Your answer is a single number: the count of lines that contain the string "Would".

[Extracted records]
++++++++

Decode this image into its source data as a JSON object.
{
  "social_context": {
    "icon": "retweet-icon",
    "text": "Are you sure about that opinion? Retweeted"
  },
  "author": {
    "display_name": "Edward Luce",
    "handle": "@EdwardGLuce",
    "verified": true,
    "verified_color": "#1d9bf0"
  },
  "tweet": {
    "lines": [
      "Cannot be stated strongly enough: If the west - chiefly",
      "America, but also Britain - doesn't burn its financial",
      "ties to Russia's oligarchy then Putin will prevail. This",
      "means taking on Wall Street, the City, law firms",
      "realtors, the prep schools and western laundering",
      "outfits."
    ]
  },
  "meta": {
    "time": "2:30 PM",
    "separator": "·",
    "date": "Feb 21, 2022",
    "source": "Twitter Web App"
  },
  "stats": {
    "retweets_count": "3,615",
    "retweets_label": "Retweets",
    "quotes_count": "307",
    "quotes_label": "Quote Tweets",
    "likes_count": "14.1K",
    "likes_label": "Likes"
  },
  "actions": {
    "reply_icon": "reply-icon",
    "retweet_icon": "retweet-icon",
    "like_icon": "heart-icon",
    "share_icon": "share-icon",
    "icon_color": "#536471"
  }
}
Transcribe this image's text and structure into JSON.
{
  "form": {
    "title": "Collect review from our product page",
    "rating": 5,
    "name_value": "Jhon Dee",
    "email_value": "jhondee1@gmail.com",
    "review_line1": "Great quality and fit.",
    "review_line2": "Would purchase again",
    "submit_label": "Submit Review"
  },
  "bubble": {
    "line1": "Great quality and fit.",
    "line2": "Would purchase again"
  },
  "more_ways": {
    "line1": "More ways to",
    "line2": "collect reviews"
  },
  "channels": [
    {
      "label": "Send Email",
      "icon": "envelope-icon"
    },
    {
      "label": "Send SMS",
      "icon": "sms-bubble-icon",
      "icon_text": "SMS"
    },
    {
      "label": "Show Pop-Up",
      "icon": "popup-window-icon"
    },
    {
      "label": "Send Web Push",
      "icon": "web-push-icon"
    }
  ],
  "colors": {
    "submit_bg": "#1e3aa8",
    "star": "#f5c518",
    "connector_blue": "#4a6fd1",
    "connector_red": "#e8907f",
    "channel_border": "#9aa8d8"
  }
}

++++++++

## EXERCISE OUTPUT
2